**AIM OF THE TASK**
Strip the pictures and reproduce the rest of the listing exactly.

**DATA RECORDS**
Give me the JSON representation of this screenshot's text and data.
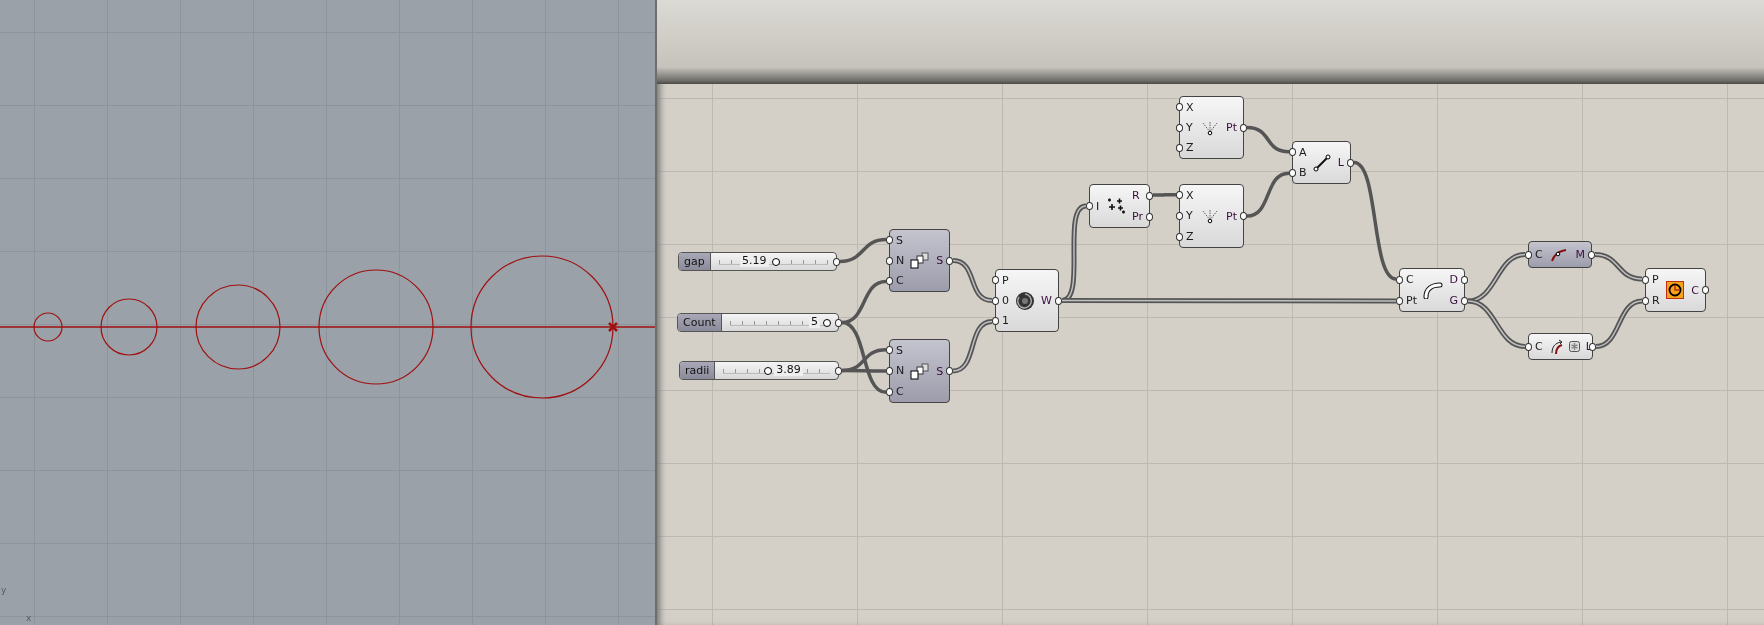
{
  "viewport": {
    "axis_labels": [
      "y",
      "x"
    ]
  },
  "sliders": [
    {
      "label": "gap",
      "value": "5.19",
      "level": 0.52
    },
    {
      "label": "Count",
      "value": "5",
      "level": 0.97
    },
    {
      "label": "radii",
      "value": "3.89",
      "level": 0.42
    }
  ],
  "components": [
    {
      "kind": "series",
      "inputs": [
        "S",
        "N",
        "C"
      ],
      "outputs": [
        "S"
      ],
      "preview_off": true
    },
    {
      "kind": "series",
      "inputs": [
        "S",
        "N",
        "C"
      ],
      "outputs": [
        "S"
      ],
      "preview_off": true
    },
    {
      "kind": "weave",
      "inputs": [
        "P",
        "0",
        "1"
      ],
      "outputs": [
        "W"
      ],
      "preview_off": false
    },
    {
      "kind": "random",
      "inputs": [
        "I"
      ],
      "outputs": [
        "R",
        "Pr"
      ],
      "preview_off": false
    },
    {
      "kind": "point",
      "inputs": [
        "X",
        "Y",
        "Z"
      ],
      "outputs": [
        "Pt"
      ],
      "preview_off": false
    },
    {
      "kind": "point",
      "inputs": [
        "X",
        "Y",
        "Z"
      ],
      "outputs": [
        "Pt"
      ],
      "preview_off": false
    },
    {
      "kind": "line",
      "inputs": [
        "A",
        "B"
      ],
      "outputs": [
        "L"
      ],
      "preview_off": false
    },
    {
      "kind": "curve",
      "inputs": [
        "C",
        "Pt"
      ],
      "outputs": [
        "D",
        "G"
      ],
      "preview_off": false
    },
    {
      "kind": "mid",
      "inputs": [
        "C"
      ],
      "outputs": [
        "M"
      ],
      "preview_off": true
    },
    {
      "kind": "length",
      "inputs": [
        "C"
      ],
      "outputs": [
        "L"
      ],
      "preview_off": false
    },
    {
      "kind": "circle",
      "inputs": [
        "P",
        "R"
      ],
      "outputs": [
        "C"
      ],
      "preview_off": false
    }
  ]
}
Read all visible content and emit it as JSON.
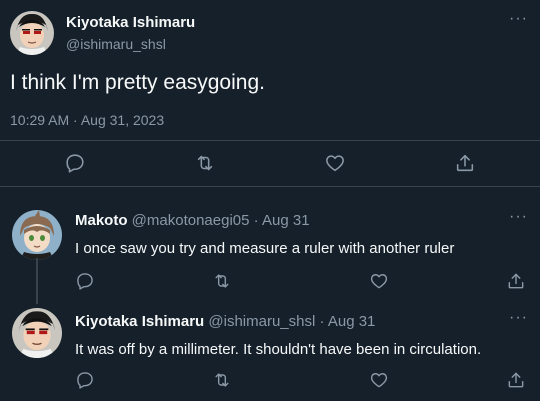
{
  "main_tweet": {
    "display_name": "Kiyotaka Ishimaru",
    "handle": "@ishimaru_shsl",
    "text": "I think I'm pretty easygoing.",
    "timestamp": "10:29 AM · Aug 31, 2023",
    "more_label": "···"
  },
  "replies": [
    {
      "display_name": "Makoto",
      "handle": "@makotonaegi05",
      "separator": "·",
      "date": "Aug 31",
      "text": "I once saw you try and measure a ruler with another ruler",
      "more_label": "···"
    },
    {
      "display_name": "Kiyotaka Ishimaru",
      "handle": "@ishimaru_shsl",
      "separator": "·",
      "date": "Aug 31",
      "text": "It was off by a millimeter. It shouldn't have been in circulation.",
      "more_label": "···"
    }
  ],
  "icons": [
    "reply-icon",
    "retweet-icon",
    "like-icon",
    "share-icon",
    "more-icon",
    "avatar"
  ],
  "colors": {
    "background": "#15202b",
    "text": "#f7f9f9",
    "muted": "#8b98a5",
    "divider": "#38444d"
  }
}
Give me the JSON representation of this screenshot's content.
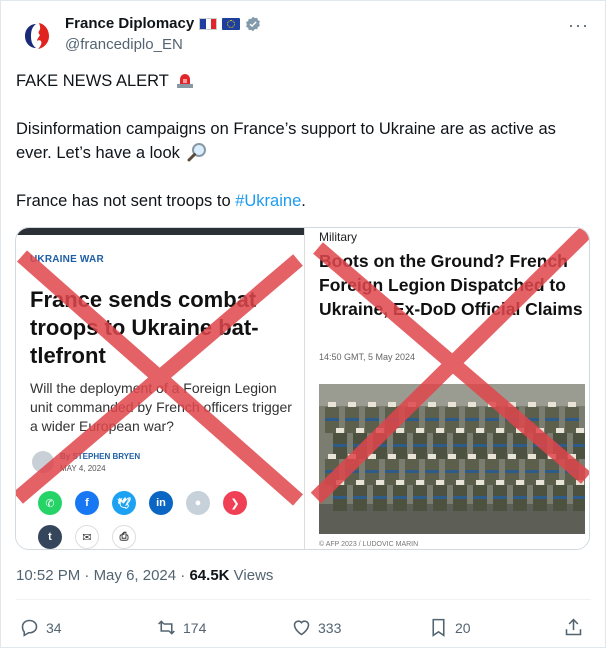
{
  "account": {
    "display_name": "France Diplomacy",
    "handle": "@francediplo_EN"
  },
  "tweet": {
    "line1": "FAKE NEWS ALERT",
    "line2": "Disinformation campaigns on France’s support to Ukraine are as active as ever. Let’s have a look",
    "line3_prefix": "France has not sent troops to ",
    "hashtag": "#Ukraine",
    "line3_suffix": "."
  },
  "media": {
    "left": {
      "kicker": "UKRAINE WAR",
      "headline": "France sends combat troops to Ukraine bat-tlefront",
      "subhead": "Will the deployment of a Foreign Legion unit commanded by French officers trigger a wider European war?",
      "byline": "By STEPHEN BRYEN",
      "date": "MAY 4, 2024",
      "share_buttons": [
        {
          "name": "whatsapp",
          "color": "#25d366",
          "glyph": "✆"
        },
        {
          "name": "facebook",
          "color": "#1877f2",
          "glyph": "f"
        },
        {
          "name": "twitter",
          "color": "#1da1f2",
          "glyph": "🕊"
        },
        {
          "name": "linkedin",
          "color": "#0a66c2",
          "glyph": "in"
        },
        {
          "name": "reddit",
          "color": "#c7d1da",
          "glyph": "●"
        },
        {
          "name": "pocket",
          "color": "#ef4056",
          "glyph": "❯"
        },
        {
          "name": "tumblr",
          "color": "#35465c",
          "glyph": "t"
        },
        {
          "name": "email",
          "color": "#ffffff",
          "glyph": "✉"
        },
        {
          "name": "print",
          "color": "#ffffff",
          "glyph": "⎙"
        }
      ]
    },
    "right": {
      "category": "Military",
      "headline": "Boots on the Ground? French Foreign Legion Dispatched to Ukraine, Ex-DoD Official Claims",
      "timestamp": "14:50 GMT, 5 May 2024",
      "credit": "© AFP 2023 / LUDOVIC MARIN"
    },
    "cross_color": "#e0464b"
  },
  "meta": {
    "time": "10:52 PM",
    "separator": " · ",
    "date": "May 6, 2024",
    "views_count": "64.5K",
    "views_label": " Views"
  },
  "actions": {
    "replies": "34",
    "reposts": "174",
    "likes": "333",
    "bookmarks": "20"
  },
  "colors": {
    "link": "#1d9bf0",
    "muted": "#536471"
  }
}
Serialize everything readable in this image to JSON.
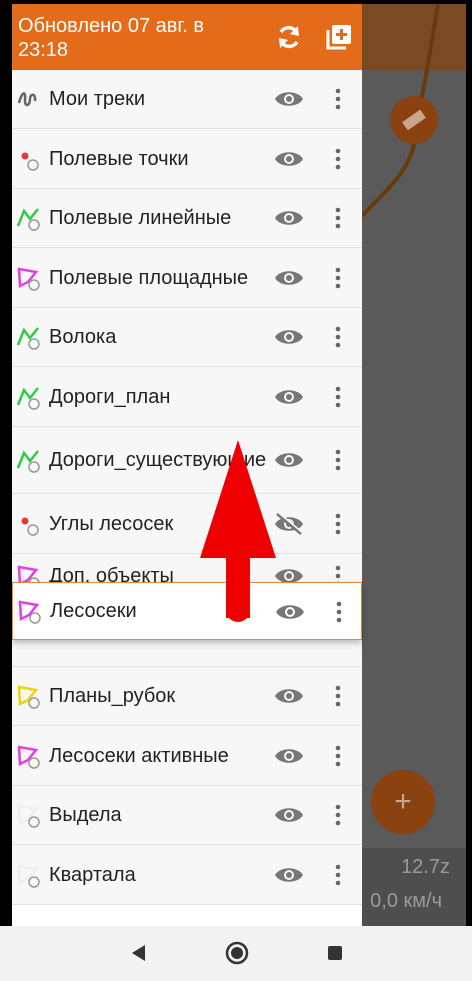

**EXERCISE RESPONSE**
Give me the JSON representation of this screenshot's text and data.
{
  "viewport": {
    "axis_labels": [
      "y",
      "x"
    ]
  },
  "sliders": [
    {
      "label": "gap",
      "value": "5.19",
      "level": 0.52
    },
    {
      "label": "Count",
      "value": "5",
      "level": 0.97
    },
    {
      "label": "radii",
      "value": "3.89",
      "level": 0.42
    }
  ],
  "components": [
    {
      "kind": "series",
      "inputs": [
        "S",
        "N",
        "C"
      ],
      "outputs": [
        "S"
      ],
      "preview_off": true
    },
    {
      "kind": "series",
      "inputs": [
        "S",
        "N",
        "C"
      ],
      "outputs": [
        "S"
      ],
      "preview_off": true
    },
    {
      "kind": "weave",
      "inputs": [
        "P",
        "0",
        "1"
      ],
      "outputs": [
        "W"
      ],
      "preview_off": false
    },
    {
      "kind": "random",
      "inputs": [
        "I"
      ],
      "outputs": [
        "R",
        "Pr"
      ],
      "preview_off": false
    },
    {
      "kind": "point",
      "inputs": [
        "X",
        "Y",
        "Z"
      ],
      "outputs": [
        "Pt"
      ],
      "preview_off": false
    },
    {
      "kind": "point",
      "inputs": [
        "X",
        "Y",
        "Z"
      ],
      "outputs": [
        "Pt"
      ],
      "preview_off": false
    },
    {
      "kind": "line",
      "inputs": [
        "A",
        "B"
      ],
      "outputs": [
        "L"
      ],
      "preview_off": false
    },
    {
      "kind": "curve",
      "inputs": [
        "C",
        "Pt"
      ],
      "outputs": [
        "D",
        "G"
      ],
      "preview_off": false
    },
    {
      "kind": "mid",
      "inputs": [
        "C"
      ],
      "outputs": [
        "M"
      ],
      "preview_off": true
    },
    {
      "kind": "length",
      "inputs": [
        "C"
      ],
      "outputs": [
        "L"
      ],
      "preview_off": false
    },
    {
      "kind": "circle",
      "inputs": [
        "P",
        "R"
      ],
      "outputs": [
        "C"
      ],
      "preview_off": false
    }
  ]
}
Read all visible content and emit it as JSON.
{
  "main_tweet": {
    "display_name": "Kiyotaka Ishimaru",
    "handle": "@ishimaru_shsl",
    "text": "I think I'm pretty easygoing.",
    "timestamp": "10:29 AM · Aug 31, 2023",
    "more_label": "···"
  },
  "replies": [
    {
      "display_name": "Makoto",
      "handle": "@makotonaegi05",
      "separator": "·",
      "date": "Aug 31",
      "text": "I once saw you try and measure a ruler with another ruler",
      "more_label": "···"
    },
    {
      "display_name": "Kiyotaka Ishimaru",
      "handle": "@ishimaru_shsl",
      "separator": "·",
      "date": "Aug 31",
      "text": "It was off by a millimeter. It shouldn't have been in circulation.",
      "more_label": "···"
    }
  ],
  "icons": [
    "reply-icon",
    "retweet-icon",
    "like-icon",
    "share-icon",
    "more-icon",
    "avatar"
  ],
  "colors": {
    "background": "#15202b",
    "text": "#f7f9f9",
    "muted": "#8b98a5",
    "divider": "#38444d"
  }
}
Give me the JSON representation of this screenshot's content.
{
  "account": {
    "display_name": "France Diplomacy",
    "handle": "@francediplo_EN"
  },
  "tweet": {
    "line1": "FAKE NEWS ALERT",
    "line2": "Disinformation campaigns on France’s support to Ukraine are as active as ever. Let’s have a look",
    "line3_prefix": "France has not sent troops to ",
    "hashtag": "#Ukraine",
    "line3_suffix": "."
  },
  "media": {
    "left": {
      "kicker": "UKRAINE WAR",
      "headline": "France sends combat troops to Ukraine bat-tlefront",
      "subhead": "Will the deployment of a Foreign Legion unit commanded by French officers trigger a wider European war?",
      "byline": "By STEPHEN BRYEN",
      "date": "MAY 4, 2024",
      "share_buttons": [
        {
          "name": "whatsapp",
          "color": "#25d366",
          "glyph": "✆"
        },
        {
          "name": "facebook",
          "color": "#1877f2",
          "glyph": "f"
        },
        {
          "name": "twitter",
          "color": "#1da1f2",
          "glyph": "🕊"
        },
        {
          "name": "linkedin",
          "color": "#0a66c2",
          "glyph": "in"
        },
        {
          "name": "reddit",
          "color": "#c7d1da",
          "glyph": "●"
        },
        {
          "name": "pocket",
          "color": "#ef4056",
          "glyph": "❯"
        },
        {
          "name": "tumblr",
          "color": "#35465c",
          "glyph": "t"
        },
        {
          "name": "email",
          "color": "#ffffff",
          "glyph": "✉"
        },
        {
          "name": "print",
          "color": "#ffffff",
          "glyph": "⎙"
        }
      ]
    },
    "right": {
      "category": "Military",
      "headline": "Boots on the Ground? French Foreign Legion Dispatched to Ukraine, Ex-DoD Official Claims",
      "timestamp": "14:50 GMT, 5 May 2024",
      "credit": "© AFP 2023 / LUDOVIC MARIN"
    },
    "cross_color": "#e0464b"
  },
  "meta": {
    "time": "10:52 PM",
    "separator": " · ",
    "date": "May 6, 2024",
    "views_count": "64.5K",
    "views_label": " Views"
  },
  "actions": {
    "replies": "34",
    "reposts": "174",
    "likes": "333",
    "bookmarks": "20"
  },
  "colors": {
    "link": "#1d9bf0",
    "muted": "#536471"
  }
}
Serialize everything readable in this image to JSON.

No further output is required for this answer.